Task prompt:
Revise the listing from its first line through the line containing "430, 397, 504]", replacing "feature-description" with "feature-text" and leaving everything else unchanged.

****

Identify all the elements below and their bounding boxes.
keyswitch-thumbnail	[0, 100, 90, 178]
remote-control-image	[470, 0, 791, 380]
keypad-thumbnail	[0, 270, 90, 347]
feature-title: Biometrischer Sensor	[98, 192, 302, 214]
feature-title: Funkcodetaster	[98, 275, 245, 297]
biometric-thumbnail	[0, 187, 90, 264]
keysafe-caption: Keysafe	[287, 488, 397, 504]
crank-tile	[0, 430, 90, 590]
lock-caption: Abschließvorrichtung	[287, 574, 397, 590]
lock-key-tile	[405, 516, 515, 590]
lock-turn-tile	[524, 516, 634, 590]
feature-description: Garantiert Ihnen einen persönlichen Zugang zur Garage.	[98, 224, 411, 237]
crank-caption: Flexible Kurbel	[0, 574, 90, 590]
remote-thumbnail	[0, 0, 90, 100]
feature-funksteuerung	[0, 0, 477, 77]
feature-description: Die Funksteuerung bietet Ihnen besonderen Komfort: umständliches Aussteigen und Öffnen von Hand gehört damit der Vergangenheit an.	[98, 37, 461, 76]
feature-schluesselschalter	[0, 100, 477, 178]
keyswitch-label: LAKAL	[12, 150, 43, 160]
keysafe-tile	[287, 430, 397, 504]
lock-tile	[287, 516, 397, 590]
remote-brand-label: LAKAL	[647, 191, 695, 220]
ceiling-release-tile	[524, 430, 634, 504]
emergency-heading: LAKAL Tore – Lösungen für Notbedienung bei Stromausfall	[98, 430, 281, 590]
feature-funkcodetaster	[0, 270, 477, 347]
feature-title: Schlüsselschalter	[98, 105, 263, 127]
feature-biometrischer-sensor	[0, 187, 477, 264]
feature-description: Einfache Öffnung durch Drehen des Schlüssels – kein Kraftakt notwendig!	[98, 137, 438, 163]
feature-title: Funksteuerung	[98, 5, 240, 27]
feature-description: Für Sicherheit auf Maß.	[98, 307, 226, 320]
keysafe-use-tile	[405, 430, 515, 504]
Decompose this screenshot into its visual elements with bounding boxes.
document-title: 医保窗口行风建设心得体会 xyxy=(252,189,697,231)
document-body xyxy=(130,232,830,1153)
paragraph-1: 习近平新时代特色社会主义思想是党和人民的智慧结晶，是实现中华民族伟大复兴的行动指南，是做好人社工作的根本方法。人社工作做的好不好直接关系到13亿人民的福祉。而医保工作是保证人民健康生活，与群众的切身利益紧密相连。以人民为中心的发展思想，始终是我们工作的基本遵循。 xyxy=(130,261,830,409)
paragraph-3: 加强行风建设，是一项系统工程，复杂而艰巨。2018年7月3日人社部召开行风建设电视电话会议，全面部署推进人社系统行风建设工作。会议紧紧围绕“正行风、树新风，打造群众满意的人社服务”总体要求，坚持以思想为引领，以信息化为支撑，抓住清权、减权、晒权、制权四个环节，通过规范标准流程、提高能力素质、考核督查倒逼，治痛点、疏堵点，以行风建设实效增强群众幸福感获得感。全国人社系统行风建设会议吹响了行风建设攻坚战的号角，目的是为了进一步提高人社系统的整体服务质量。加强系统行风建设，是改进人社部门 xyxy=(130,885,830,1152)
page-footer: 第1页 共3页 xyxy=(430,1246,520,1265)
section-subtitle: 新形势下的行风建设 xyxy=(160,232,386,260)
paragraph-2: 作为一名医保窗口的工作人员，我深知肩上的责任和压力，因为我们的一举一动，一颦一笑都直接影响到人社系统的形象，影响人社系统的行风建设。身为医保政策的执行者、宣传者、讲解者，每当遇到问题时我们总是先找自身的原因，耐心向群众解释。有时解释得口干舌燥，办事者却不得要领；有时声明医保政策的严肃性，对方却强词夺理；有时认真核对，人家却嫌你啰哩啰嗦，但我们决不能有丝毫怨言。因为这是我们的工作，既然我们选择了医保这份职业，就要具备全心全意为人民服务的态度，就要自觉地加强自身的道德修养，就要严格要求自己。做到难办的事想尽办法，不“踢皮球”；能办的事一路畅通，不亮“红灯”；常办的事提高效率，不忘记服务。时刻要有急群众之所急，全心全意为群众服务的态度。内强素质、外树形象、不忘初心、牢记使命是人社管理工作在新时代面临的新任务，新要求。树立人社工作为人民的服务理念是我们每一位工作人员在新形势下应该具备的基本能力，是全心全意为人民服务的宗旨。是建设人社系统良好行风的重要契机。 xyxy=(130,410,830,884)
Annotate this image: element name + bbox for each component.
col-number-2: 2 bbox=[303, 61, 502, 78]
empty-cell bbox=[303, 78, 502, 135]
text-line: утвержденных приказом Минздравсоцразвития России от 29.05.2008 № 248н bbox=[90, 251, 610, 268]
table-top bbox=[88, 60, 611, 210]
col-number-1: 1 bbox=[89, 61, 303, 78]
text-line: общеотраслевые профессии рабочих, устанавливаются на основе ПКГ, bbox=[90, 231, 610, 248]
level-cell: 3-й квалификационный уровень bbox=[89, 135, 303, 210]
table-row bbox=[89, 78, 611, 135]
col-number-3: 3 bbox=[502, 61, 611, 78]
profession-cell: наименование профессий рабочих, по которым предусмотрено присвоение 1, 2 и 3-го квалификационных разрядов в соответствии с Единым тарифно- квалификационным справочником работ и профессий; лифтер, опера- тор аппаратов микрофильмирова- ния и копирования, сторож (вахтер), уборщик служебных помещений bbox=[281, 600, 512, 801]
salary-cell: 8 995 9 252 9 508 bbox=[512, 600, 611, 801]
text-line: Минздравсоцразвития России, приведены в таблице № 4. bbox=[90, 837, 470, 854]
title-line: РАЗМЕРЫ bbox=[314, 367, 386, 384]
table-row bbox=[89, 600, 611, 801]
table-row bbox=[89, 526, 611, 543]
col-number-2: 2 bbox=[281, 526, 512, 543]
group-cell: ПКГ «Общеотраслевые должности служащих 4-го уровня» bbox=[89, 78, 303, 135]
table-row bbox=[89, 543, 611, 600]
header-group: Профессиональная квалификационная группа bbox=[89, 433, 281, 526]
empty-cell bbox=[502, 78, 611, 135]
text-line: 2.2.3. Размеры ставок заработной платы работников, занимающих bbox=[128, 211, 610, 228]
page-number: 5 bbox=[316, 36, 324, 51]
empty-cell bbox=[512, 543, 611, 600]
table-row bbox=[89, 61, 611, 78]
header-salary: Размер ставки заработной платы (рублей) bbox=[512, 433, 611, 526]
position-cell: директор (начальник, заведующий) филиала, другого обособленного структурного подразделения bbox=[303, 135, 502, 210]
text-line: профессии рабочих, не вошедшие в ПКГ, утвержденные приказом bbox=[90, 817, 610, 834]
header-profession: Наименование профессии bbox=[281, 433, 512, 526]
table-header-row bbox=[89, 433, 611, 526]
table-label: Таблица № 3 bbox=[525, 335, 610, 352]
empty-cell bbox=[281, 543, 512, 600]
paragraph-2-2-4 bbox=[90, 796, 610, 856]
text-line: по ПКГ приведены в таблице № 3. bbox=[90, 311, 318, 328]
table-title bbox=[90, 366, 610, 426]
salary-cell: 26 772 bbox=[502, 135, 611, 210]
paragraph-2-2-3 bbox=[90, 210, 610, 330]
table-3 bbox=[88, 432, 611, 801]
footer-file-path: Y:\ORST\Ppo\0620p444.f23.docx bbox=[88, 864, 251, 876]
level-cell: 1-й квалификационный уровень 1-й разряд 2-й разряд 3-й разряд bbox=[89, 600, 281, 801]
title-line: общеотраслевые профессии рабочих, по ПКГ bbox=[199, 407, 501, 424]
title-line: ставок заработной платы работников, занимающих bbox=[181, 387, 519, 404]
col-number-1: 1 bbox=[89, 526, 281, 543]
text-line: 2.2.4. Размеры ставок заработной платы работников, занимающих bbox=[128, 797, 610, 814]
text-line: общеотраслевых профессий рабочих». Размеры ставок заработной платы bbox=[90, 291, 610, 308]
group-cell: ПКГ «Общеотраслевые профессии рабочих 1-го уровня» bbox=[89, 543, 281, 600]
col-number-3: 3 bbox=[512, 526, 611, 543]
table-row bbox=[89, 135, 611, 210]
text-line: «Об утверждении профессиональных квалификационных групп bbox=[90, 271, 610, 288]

****

The output:
Identify all the elements below and their bounding boxes.
keyswitch-thumbnail	[0, 100, 90, 178]
remote-control-image	[470, 0, 791, 380]
keypad-thumbnail	[0, 270, 90, 347]
feature-title: Biometrischer Sensor	[98, 192, 302, 214]
feature-title: Funkcodetaster	[98, 275, 245, 297]
biometric-thumbnail	[0, 187, 90, 264]
keysafe-caption: Keysafe	[287, 488, 397, 504]
crank-tile	[0, 430, 90, 590]
lock-caption: Abschließvorrichtung	[287, 574, 397, 590]
lock-key-tile	[405, 516, 515, 590]
lock-turn-tile	[524, 516, 634, 590]
feature-text: Garantiert Ihnen einen persönlichen Zugang zur Garage.	[98, 224, 411, 237]
crank-caption: Flexible Kurbel	[0, 574, 90, 590]
remote-thumbnail	[0, 0, 90, 100]
feature-funksteuerung	[0, 0, 477, 77]
feature-text: Die Funksteuerung bietet Ihnen besonderen Komfort: umständliches Aussteigen und Öffnen von Hand gehört damit der Vergangenheit an.	[98, 37, 461, 76]
feature-schluesselschalter	[0, 100, 477, 178]
keyswitch-label: LAKAL	[12, 150, 43, 160]
keysafe-tile	[287, 430, 397, 504]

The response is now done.